### WORK REQUIRED
Go through each line of the records below and count those with the word "their"; give only the total.

### INPUT
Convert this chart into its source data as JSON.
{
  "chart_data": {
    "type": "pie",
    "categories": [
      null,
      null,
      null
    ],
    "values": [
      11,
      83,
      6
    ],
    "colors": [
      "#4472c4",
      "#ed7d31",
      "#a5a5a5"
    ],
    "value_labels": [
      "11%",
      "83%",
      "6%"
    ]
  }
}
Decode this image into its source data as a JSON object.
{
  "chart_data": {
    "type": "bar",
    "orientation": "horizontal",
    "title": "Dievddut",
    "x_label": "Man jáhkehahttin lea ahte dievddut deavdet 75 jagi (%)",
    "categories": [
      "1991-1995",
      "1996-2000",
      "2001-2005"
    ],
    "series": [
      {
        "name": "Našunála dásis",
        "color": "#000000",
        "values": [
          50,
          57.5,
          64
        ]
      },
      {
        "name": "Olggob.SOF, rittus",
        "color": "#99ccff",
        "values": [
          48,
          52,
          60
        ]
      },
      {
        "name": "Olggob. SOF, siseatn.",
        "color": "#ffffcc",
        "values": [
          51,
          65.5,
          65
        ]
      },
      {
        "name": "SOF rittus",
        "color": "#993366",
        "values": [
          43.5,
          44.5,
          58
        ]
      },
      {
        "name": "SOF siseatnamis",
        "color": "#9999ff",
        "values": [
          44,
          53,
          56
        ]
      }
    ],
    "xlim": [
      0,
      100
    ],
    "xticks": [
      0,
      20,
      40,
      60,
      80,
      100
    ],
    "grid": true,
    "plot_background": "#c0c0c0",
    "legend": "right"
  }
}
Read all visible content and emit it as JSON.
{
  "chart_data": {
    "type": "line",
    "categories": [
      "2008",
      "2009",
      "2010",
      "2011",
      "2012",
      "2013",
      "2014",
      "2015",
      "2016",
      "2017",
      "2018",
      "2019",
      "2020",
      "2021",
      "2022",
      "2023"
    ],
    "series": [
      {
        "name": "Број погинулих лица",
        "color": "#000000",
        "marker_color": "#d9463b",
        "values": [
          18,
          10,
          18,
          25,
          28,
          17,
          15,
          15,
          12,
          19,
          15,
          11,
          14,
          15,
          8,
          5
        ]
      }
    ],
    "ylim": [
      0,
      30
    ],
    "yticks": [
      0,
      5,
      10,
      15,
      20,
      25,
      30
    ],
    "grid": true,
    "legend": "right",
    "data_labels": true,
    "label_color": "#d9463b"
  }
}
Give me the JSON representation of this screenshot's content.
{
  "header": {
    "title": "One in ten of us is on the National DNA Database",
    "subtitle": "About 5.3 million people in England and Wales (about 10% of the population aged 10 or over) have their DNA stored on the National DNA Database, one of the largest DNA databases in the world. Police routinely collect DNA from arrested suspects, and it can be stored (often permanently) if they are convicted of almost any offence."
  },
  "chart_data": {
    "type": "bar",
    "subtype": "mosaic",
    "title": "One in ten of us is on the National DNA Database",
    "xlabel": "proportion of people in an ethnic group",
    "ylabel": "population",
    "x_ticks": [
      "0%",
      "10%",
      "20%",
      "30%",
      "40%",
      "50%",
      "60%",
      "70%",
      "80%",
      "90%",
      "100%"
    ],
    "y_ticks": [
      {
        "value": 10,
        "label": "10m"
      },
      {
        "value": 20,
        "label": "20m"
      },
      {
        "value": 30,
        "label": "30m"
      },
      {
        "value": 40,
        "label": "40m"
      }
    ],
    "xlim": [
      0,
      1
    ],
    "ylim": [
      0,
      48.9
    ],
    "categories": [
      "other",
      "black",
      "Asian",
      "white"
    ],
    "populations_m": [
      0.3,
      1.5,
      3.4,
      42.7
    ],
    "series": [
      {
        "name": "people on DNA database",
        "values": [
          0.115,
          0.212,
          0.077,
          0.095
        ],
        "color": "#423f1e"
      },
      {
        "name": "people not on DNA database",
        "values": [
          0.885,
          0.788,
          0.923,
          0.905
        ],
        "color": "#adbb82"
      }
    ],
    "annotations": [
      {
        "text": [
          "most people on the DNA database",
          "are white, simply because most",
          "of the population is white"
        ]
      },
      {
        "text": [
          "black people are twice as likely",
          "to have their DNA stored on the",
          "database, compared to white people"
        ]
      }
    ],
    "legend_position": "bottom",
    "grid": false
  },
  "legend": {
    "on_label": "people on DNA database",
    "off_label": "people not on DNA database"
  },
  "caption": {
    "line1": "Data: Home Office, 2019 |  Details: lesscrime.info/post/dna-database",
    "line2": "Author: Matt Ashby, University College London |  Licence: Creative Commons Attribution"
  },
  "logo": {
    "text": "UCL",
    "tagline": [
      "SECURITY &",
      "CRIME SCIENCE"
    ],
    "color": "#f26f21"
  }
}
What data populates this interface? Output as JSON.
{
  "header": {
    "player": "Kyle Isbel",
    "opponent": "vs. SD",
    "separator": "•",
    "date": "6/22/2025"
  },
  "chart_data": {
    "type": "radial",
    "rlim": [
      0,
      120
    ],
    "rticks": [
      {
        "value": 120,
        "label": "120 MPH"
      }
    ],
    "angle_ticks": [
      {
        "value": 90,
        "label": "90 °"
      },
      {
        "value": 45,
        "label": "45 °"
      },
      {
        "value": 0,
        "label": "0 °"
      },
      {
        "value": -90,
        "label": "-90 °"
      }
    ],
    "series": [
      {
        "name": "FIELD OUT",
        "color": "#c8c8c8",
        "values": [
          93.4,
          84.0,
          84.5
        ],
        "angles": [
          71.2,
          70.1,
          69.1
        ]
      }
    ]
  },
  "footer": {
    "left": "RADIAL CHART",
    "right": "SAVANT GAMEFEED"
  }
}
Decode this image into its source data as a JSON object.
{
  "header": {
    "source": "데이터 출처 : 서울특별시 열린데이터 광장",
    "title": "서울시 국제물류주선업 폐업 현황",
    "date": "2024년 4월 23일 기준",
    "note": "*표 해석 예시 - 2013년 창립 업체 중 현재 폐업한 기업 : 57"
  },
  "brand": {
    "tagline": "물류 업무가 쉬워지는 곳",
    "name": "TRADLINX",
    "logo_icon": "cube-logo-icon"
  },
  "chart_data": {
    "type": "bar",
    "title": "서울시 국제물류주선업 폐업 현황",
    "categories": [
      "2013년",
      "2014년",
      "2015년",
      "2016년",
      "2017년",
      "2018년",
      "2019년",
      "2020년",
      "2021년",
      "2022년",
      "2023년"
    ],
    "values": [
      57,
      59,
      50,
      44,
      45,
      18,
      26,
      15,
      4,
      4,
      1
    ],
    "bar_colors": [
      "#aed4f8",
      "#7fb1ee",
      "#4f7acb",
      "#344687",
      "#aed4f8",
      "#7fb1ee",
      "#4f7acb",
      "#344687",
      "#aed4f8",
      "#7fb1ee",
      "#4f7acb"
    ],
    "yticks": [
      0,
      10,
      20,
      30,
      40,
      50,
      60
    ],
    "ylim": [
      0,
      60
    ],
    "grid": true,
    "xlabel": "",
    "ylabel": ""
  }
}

### RESPONSE TO THE EXERCISE
2